**Goal**
Search the data for the string "trapez" and gather each line it is in.

**Data to process**

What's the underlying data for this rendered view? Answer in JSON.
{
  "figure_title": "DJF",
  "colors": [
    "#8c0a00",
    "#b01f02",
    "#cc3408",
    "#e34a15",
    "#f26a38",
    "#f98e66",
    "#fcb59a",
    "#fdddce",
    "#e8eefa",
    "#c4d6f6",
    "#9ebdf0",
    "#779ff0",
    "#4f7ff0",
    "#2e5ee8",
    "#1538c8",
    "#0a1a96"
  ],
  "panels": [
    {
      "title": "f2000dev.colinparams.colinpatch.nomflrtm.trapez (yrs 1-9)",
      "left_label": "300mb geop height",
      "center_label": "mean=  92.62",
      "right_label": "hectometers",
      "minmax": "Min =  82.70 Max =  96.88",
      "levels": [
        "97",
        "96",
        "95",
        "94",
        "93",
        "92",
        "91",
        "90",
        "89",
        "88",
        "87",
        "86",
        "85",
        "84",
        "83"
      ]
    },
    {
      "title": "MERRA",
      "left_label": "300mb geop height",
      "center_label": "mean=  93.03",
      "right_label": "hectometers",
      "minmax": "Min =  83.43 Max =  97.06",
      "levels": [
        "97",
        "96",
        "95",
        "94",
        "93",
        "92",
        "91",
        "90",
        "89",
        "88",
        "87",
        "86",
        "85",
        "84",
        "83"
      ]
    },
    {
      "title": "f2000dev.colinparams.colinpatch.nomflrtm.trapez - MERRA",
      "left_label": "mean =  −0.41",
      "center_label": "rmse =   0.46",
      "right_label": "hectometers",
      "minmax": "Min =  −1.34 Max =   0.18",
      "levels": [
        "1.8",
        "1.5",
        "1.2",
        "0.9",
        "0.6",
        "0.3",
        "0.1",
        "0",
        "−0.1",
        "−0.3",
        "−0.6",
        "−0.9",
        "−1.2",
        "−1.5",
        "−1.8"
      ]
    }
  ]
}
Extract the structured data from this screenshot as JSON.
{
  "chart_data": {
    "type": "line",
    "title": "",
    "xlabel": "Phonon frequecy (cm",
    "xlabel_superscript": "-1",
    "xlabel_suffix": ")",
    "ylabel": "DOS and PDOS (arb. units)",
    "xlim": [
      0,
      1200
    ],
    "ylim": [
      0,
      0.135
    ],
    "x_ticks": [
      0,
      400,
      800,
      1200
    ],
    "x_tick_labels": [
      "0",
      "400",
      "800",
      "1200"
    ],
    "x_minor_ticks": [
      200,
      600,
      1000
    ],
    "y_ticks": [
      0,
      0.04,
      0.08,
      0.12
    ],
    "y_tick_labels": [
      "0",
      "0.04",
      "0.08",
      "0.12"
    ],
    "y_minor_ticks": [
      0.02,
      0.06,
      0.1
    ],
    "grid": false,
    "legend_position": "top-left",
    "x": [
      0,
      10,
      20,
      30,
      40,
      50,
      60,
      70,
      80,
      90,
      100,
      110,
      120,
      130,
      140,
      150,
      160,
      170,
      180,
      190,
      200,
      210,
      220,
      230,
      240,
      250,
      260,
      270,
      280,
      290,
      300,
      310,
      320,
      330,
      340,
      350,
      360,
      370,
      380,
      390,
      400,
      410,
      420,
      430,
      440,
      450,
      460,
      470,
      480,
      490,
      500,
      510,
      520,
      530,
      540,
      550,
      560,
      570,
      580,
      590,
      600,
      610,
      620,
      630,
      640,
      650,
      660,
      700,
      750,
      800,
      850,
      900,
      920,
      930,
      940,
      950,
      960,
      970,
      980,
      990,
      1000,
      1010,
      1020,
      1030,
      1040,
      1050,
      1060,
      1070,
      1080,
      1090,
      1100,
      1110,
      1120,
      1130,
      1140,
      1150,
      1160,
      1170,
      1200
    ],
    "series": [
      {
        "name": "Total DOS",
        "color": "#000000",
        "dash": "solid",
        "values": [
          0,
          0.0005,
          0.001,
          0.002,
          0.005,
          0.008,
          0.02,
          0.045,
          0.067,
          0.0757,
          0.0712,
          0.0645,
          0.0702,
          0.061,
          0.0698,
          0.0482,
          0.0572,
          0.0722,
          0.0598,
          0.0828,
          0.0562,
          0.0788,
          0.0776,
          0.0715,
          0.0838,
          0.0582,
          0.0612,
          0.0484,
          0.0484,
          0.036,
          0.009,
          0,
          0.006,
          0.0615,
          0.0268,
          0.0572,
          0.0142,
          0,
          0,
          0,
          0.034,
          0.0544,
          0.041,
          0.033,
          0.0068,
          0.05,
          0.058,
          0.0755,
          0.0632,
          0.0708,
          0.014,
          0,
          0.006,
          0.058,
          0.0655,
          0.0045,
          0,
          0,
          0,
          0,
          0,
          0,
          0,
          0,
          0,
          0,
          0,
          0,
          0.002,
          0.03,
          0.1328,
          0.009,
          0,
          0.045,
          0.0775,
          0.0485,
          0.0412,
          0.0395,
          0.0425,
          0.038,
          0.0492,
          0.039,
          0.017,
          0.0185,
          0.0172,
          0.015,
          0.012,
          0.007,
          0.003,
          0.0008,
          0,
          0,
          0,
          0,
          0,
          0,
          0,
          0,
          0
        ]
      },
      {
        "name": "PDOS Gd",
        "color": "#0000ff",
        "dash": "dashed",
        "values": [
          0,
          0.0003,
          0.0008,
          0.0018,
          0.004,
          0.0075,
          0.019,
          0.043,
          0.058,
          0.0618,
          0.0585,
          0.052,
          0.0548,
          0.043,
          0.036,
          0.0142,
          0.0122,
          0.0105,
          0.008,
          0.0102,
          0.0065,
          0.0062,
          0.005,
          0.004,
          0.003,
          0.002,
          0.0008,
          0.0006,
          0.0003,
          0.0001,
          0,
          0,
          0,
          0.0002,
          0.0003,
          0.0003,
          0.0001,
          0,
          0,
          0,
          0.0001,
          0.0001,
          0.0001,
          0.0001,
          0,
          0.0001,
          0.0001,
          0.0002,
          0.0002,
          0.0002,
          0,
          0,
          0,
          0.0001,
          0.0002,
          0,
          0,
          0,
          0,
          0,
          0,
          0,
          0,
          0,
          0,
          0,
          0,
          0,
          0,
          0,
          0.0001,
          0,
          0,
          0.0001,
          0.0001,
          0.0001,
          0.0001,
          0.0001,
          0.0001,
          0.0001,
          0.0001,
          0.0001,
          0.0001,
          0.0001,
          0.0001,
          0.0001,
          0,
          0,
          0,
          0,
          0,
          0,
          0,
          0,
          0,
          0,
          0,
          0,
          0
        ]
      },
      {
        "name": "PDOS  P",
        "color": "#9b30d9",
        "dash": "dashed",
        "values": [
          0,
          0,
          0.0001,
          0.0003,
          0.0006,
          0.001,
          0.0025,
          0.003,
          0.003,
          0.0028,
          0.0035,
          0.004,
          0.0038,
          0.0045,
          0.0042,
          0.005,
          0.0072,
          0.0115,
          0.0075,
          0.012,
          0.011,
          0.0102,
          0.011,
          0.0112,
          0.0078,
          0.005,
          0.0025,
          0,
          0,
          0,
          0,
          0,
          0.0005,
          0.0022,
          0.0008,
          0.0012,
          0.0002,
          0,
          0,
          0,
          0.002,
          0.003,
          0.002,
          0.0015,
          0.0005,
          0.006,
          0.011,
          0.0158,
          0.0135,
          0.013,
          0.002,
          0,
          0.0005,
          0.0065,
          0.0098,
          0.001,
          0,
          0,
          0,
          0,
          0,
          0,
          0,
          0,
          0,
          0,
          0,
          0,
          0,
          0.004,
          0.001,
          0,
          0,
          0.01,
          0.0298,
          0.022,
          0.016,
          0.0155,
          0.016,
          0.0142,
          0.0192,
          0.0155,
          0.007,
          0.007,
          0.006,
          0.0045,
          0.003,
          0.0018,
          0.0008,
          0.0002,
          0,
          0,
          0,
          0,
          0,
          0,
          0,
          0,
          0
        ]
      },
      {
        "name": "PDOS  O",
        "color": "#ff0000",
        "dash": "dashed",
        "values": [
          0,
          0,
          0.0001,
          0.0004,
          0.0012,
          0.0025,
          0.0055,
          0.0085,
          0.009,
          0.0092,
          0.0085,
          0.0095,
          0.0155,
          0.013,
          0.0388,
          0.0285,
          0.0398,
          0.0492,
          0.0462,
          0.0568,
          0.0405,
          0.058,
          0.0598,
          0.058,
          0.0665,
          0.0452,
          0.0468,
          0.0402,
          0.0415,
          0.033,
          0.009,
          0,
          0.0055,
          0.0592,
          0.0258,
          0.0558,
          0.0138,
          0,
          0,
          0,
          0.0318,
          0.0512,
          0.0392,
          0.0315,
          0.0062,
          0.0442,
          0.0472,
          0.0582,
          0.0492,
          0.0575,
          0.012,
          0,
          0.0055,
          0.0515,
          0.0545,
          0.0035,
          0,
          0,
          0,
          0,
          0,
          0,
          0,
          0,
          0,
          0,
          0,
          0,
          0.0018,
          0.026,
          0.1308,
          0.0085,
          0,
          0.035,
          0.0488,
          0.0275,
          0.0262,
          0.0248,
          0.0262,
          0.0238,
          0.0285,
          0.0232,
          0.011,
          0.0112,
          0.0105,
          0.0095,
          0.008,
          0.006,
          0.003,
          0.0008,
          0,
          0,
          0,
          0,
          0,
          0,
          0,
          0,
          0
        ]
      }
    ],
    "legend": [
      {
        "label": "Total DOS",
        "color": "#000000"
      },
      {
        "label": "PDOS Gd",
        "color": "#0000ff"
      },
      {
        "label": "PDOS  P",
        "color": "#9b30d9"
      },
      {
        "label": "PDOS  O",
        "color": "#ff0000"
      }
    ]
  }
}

**Exercise answer**
      "title": "f2000dev.colinparams.colinpatch.nomflrtm.trapez (yrs 1-9)",
      "title": "f2000dev.colinparams.colinpatch.nomflrtm.trapez - MERRA",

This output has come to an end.